#### Dataset

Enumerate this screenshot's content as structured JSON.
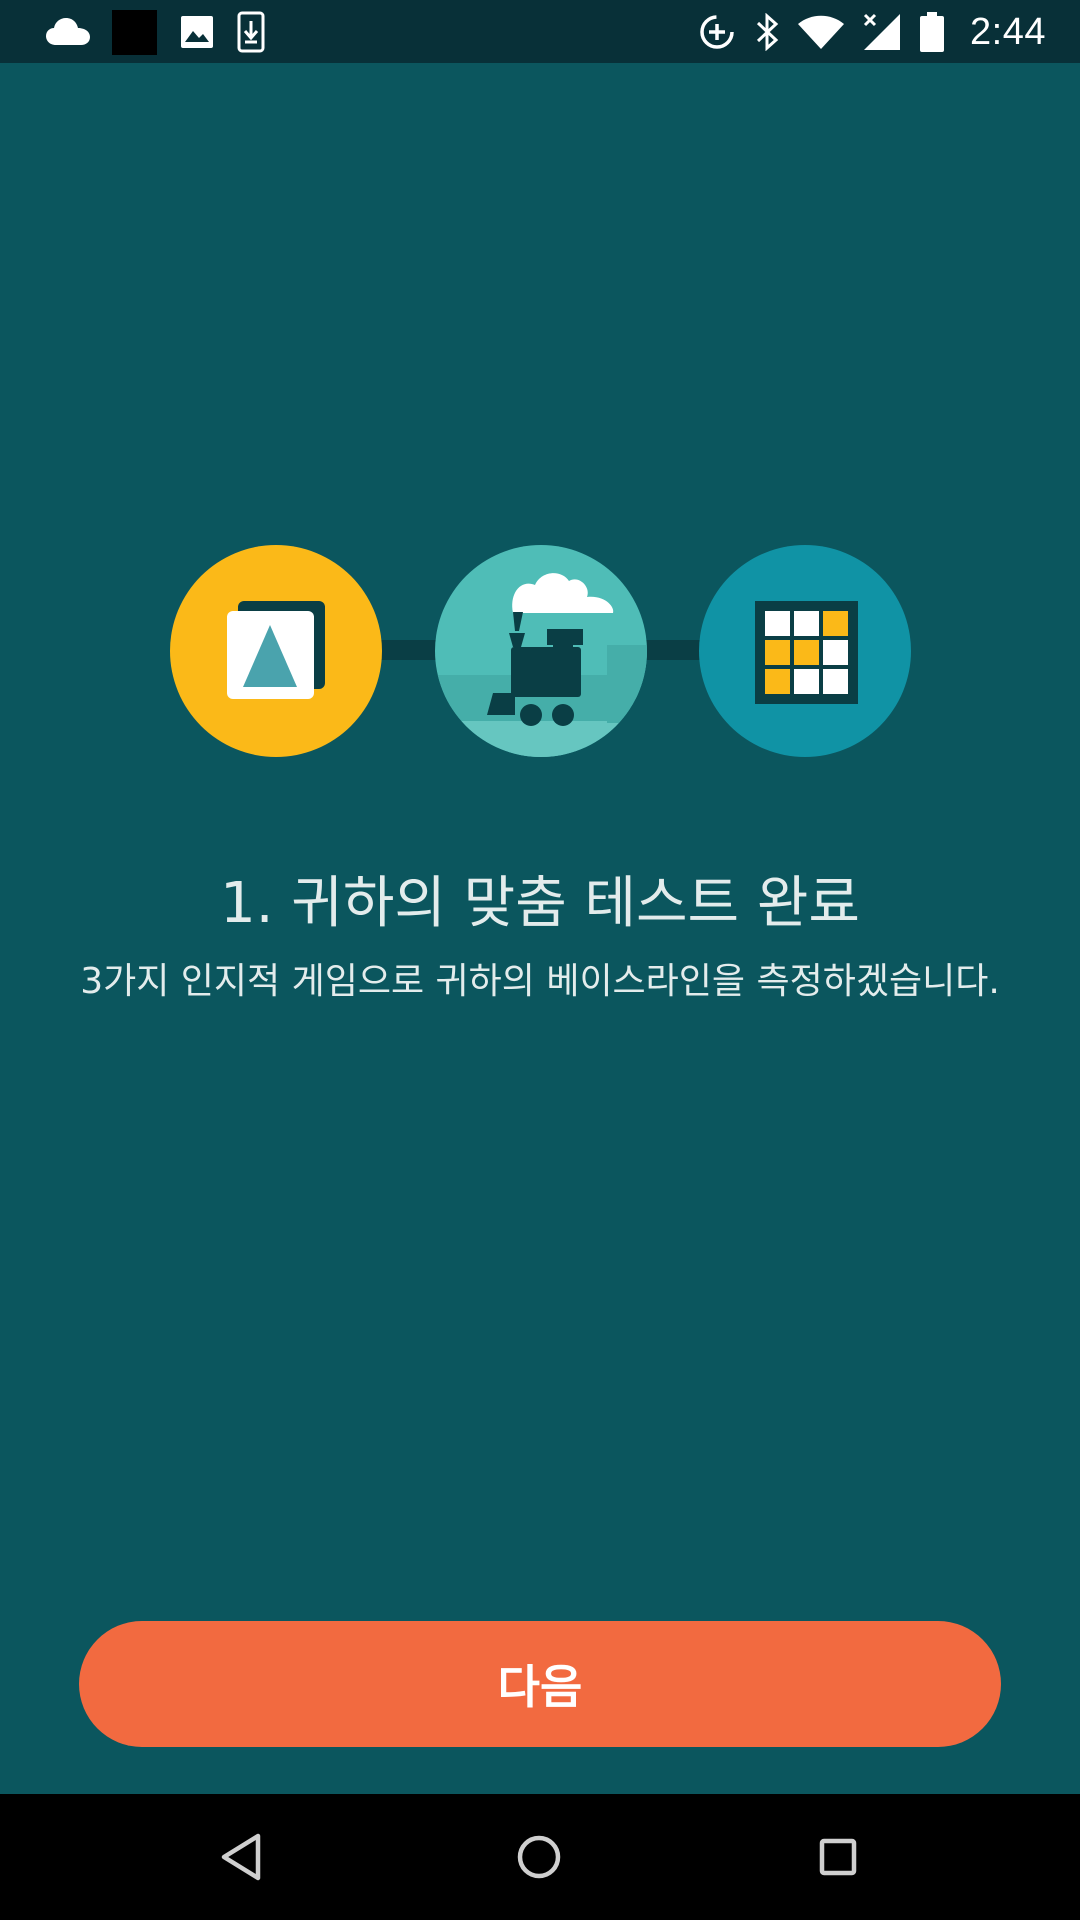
{
  "status_bar": {
    "time": "2:44",
    "left_icons": [
      "cloud-icon",
      "black-square-icon",
      "image-icon",
      "download-icon"
    ],
    "right_icons": [
      "data-saver-icon",
      "bluetooth-icon",
      "wifi-icon",
      "signal-icon",
      "battery-icon"
    ]
  },
  "illustration": {
    "games": [
      {
        "icon": "triangle-card-icon",
        "color": "#fbb918"
      },
      {
        "icon": "train-icon",
        "color": "#4fbdb7"
      },
      {
        "icon": "grid-icon",
        "color": "#1093a5"
      }
    ]
  },
  "content": {
    "title": "1. 귀하의 맞춤 테스트 완료",
    "description": "3가지 인지적 게임으로 귀하의 베이스라인을 측정하겠습니다."
  },
  "actions": {
    "next_label": "다음",
    "next_color": "#f26a40"
  },
  "nav_bar": {
    "buttons": [
      "back-icon",
      "home-icon",
      "recents-icon"
    ]
  }
}
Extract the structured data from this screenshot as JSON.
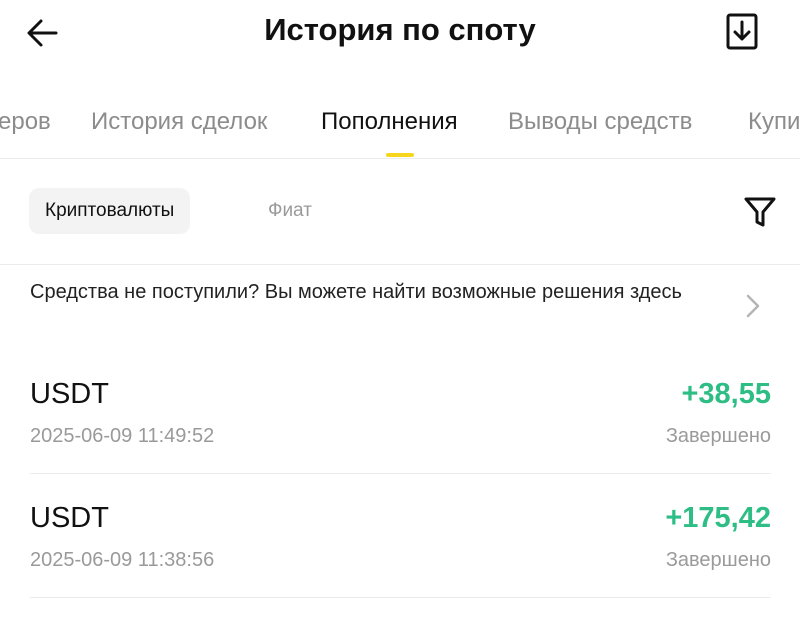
{
  "header": {
    "title": "История по споту",
    "back_icon": "arrow-left-icon",
    "download_icon": "download-icon"
  },
  "tabs": [
    {
      "label": "еров",
      "active": false
    },
    {
      "label": "История сделок",
      "active": false
    },
    {
      "label": "Пополнения",
      "active": true
    },
    {
      "label": "Выводы средств",
      "active": false
    },
    {
      "label": "Купи",
      "active": false
    }
  ],
  "filters": {
    "chips": [
      {
        "label": "Криптовалюты",
        "active": true
      },
      {
        "label": "Фиат",
        "active": false
      }
    ],
    "filter_icon": "funnel-icon"
  },
  "notice": {
    "text": "Средства не поступили? Вы можете найти возможные решения здесь",
    "chevron_icon": "chevron-right-icon"
  },
  "records": [
    {
      "coin": "USDT",
      "amount": "+38,55",
      "time": "2025-06-09 11:49:52",
      "status": "Завершено"
    },
    {
      "coin": "USDT",
      "amount": "+175,42",
      "time": "2025-06-09 11:38:56",
      "status": "Завершено"
    }
  ],
  "colors": {
    "accent": "#f7d51d",
    "positive": "#2ebd85",
    "muted": "#9a9a9a"
  }
}
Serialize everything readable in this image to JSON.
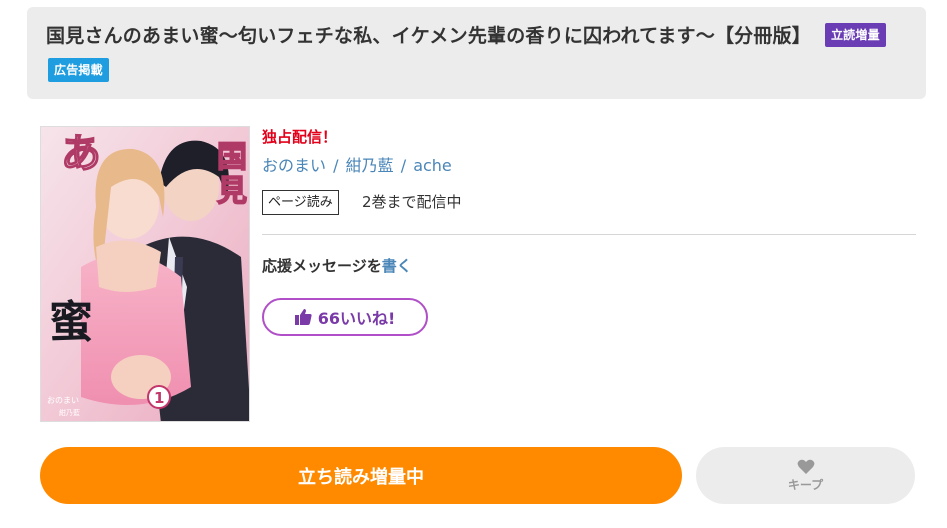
{
  "book": {
    "title": "国見さんのあまい蜜～匂いフェチな私、イケメン先輩の香りに囚われてます～【分冊版】",
    "badges": [
      "立読増量",
      "広告掲載"
    ],
    "cover_alt": "国見さんのあまい蜜 第1巻 表紙",
    "cover_text": {
      "title_vertical": "国見さんのあまい蜜",
      "subtitle": "匂いフェチな私、イケメン先輩の香りに囚われてます",
      "volume": "1",
      "credits": "おのまい 紺乃藍"
    }
  },
  "info": {
    "exclusive": "独占配信！",
    "authors": [
      "おのまい",
      "紺乃藍",
      "ache"
    ],
    "author_separator": "/",
    "format_tag": "ページ読み",
    "volumes_status": "2巻まで配信中",
    "support_prefix": "応援メッセージを",
    "support_link": "書く",
    "like_label": "66いいね!"
  },
  "actions": {
    "read_label": "立ち読み増量中",
    "keep_label": "キープ"
  },
  "colors": {
    "accent_orange": "#ff8a00",
    "exclusive_red": "#e3001b",
    "link_blue": "#4a86b8",
    "badge_purple": "#6a3db4",
    "badge_blue": "#1e9ee0",
    "like_purple": "#b04fc8"
  }
}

########

Take the listing above and restate it word for word, without its pictures.

# The reply
Enumerate this screenshot's content as structured JSON.
{
  "status_bar": {
    "time": "2:44",
    "left_icons": [
      "cloud-icon",
      "black-square-icon",
      "image-icon",
      "download-icon"
    ],
    "right_icons": [
      "data-saver-icon",
      "bluetooth-icon",
      "wifi-icon",
      "signal-icon",
      "battery-icon"
    ]
  },
  "illustration": {
    "games": [
      {
        "icon": "triangle-card-icon",
        "color": "#fbb918"
      },
      {
        "icon": "train-icon",
        "color": "#4fbdb7"
      },
      {
        "icon": "grid-icon",
        "color": "#1093a5"
      }
    ]
  },
  "content": {
    "title": "1. 귀하의 맞춤 테스트 완료",
    "description": "3가지 인지적 게임으로 귀하의 베이스라인을 측정하겠습니다."
  },
  "actions": {
    "next_label": "다음",
    "next_color": "#f26a40"
  },
  "nav_bar": {
    "buttons": [
      "back-icon",
      "home-icon",
      "recents-icon"
    ]
  }
}
Extract the structured data from this screenshot as JSON.
{
  "header": {
    "title": "История по споту",
    "back_icon": "arrow-left-icon",
    "download_icon": "download-icon"
  },
  "tabs": [
    {
      "label": "еров",
      "active": false
    },
    {
      "label": "История сделок",
      "active": false
    },
    {
      "label": "Пополнения",
      "active": true
    },
    {
      "label": "Выводы средств",
      "active": false
    },
    {
      "label": "Купи",
      "active": false
    }
  ],
  "filters": {
    "chips": [
      {
        "label": "Криптовалюты",
        "active": true
      },
      {
        "label": "Фиат",
        "active": false
      }
    ],
    "filter_icon": "funnel-icon"
  },
  "notice": {
    "text": "Средства не поступили? Вы можете найти возможные решения здесь",
    "chevron_icon": "chevron-right-icon"
  },
  "records": [
    {
      "coin": "USDT",
      "amount": "+38,55",
      "time": "2025-06-09 11:49:52",
      "status": "Завершено"
    },
    {
      "coin": "USDT",
      "amount": "+175,42",
      "time": "2025-06-09 11:38:56",
      "status": "Завершено"
    }
  ],
  "colors": {
    "accent": "#f7d51d",
    "positive": "#2ebd85",
    "muted": "#9a9a9a"
  }
}
Serialize everything readable in this image to JSON.
{
  "book": {
    "title": "国見さんのあまい蜜～匂いフェチな私、イケメン先輩の香りに囚われてます～【分冊版】",
    "badges": [
      "立読増量",
      "広告掲載"
    ],
    "cover_alt": "国見さんのあまい蜜 第1巻 表紙",
    "cover_text": {
      "title_vertical": "国見さんのあまい蜜",
      "subtitle": "匂いフェチな私、イケメン先輩の香りに囚われてます",
      "volume": "1",
      "credits": "おのまい 紺乃藍"
    }
  },
  "info": {
    "exclusive": "独占配信！",
    "authors": [
      "おのまい",
      "紺乃藍",
      "ache"
    ],
    "author_separator": "/",
    "format_tag": "ページ読み",
    "volumes_status": "2巻まで配信中",
    "support_prefix": "応援メッセージを",
    "support_link": "書く",
    "like_label": "66いいね!"
  },
  "actions": {
    "read_label": "立ち読み増量中",
    "keep_label": "キープ"
  },
  "colors": {
    "accent_orange": "#ff8a00",
    "exclusive_red": "#e3001b",
    "link_blue": "#4a86b8",
    "badge_purple": "#6a3db4",
    "badge_blue": "#1e9ee0",
    "like_purple": "#b04fc8"
  }
}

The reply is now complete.